* **Work instructions**
Every record that follows should be printed verbatim.

* **Materials provided**

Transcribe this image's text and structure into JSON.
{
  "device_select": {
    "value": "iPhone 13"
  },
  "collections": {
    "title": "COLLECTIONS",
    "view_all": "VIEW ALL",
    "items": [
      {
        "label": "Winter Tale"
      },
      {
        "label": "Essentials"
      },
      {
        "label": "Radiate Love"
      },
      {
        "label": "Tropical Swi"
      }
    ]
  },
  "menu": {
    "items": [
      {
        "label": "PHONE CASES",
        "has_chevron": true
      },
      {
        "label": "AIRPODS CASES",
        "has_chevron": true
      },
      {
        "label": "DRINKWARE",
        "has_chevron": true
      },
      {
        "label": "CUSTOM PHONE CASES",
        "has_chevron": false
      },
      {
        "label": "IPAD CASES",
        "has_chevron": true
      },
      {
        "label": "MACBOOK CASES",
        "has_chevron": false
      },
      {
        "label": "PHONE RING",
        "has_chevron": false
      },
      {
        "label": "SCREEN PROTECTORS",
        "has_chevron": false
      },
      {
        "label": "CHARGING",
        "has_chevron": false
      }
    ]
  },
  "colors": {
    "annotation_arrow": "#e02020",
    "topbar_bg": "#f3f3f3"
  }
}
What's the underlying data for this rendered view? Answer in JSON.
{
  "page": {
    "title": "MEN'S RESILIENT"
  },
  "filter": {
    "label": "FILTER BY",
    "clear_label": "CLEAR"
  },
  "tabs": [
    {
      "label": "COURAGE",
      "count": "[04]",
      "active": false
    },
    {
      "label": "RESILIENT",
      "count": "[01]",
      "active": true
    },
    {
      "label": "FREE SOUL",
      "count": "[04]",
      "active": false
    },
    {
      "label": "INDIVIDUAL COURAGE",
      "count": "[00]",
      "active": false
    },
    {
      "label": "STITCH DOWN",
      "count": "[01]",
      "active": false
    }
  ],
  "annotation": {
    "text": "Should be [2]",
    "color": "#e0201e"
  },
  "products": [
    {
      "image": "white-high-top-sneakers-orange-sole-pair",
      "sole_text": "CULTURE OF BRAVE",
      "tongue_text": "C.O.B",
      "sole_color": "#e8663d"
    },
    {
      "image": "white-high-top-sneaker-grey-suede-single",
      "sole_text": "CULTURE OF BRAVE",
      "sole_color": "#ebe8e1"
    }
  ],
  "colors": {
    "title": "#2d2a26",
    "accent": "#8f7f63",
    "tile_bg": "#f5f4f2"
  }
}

* **The output**
Transcribe this image's text and structure into JSON.
{
  "device_select": {
    "value": "iPhone 13"
  },
  "collections": {
    "title": "COLLECTIONS",
    "view_all": "VIEW ALL",
    "items": [
      {
        "label": "Winter Tale"
      },
      {
        "label": "Essentials"
      },
      {
        "label": "Radiate Love"
      },
      {
        "label": "Tropical Swi"
      }
    ]
  },
  "menu": {
    "items": [
      {
        "label": "PHONE CASES",
        "has_chevron": true
      },
      {
        "label": "AIRPODS CASES",
        "has_chevron": true
      },
      {
        "label": "DRINKWARE",
        "has_chevron": true
      },
      {
        "label": "CUSTOM PHONE CASES",
        "has_chevron": false
      },
      {
        "label": "IPAD CASES",
        "has_chevron": true
      },
      {
        "label": "MACBOOK CASES",
        "has_chevron": false
      },
      {
        "label": "PHONE RING",
        "has_chevron": false
      },
      {
        "label": "SCREEN PROTECTORS",
        "has_chevron": false
      },
      {
        "label": "CHARGING",
        "has_chevron": false
      }
    ]
  },
  "colors": {
    "annotation_arrow": "#e02020",
    "topbar_bg": "#f3f3f3"
  }
}
What's the underlying data for this rendered view? Answer in JSON.
{
  "page": {
    "title": "MEN'S RESILIENT"
  },
  "filter": {
    "label": "FILTER BY",
    "clear_label": "CLEAR"
  },
  "tabs": [
    {
      "label": "COURAGE",
      "count": "[04]",
      "active": false
    },
    {
      "label": "RESILIENT",
      "count": "[01]",
      "active": true
    },
    {
      "label": "FREE SOUL",
      "count": "[04]",
      "active": false
    },
    {
      "label": "INDIVIDUAL COURAGE",
      "count": "[00]",
      "active": false
    },
    {
      "label": "STITCH DOWN",
      "count": "[01]",
      "active": false
    }
  ],
  "annotation": {
    "text": "Should be [2]",
    "color": "#e0201e"
  },
  "products": [
    {
      "image": "white-high-top-sneakers-orange-sole-pair",
      "sole_text": "CULTURE OF BRAVE",
      "tongue_text": "C.O.B",
      "sole_color": "#e8663d"
    },
    {
      "image": "white-high-top-sneaker-grey-suede-single",
      "sole_text": "CULTURE OF BRAVE",
      "sole_color": "#ebe8e1"
    }
  ],
  "colors": {
    "title": "#2d2a26",
    "accent": "#8f7f63",
    "tile_bg": "#f5f4f2"
  }
}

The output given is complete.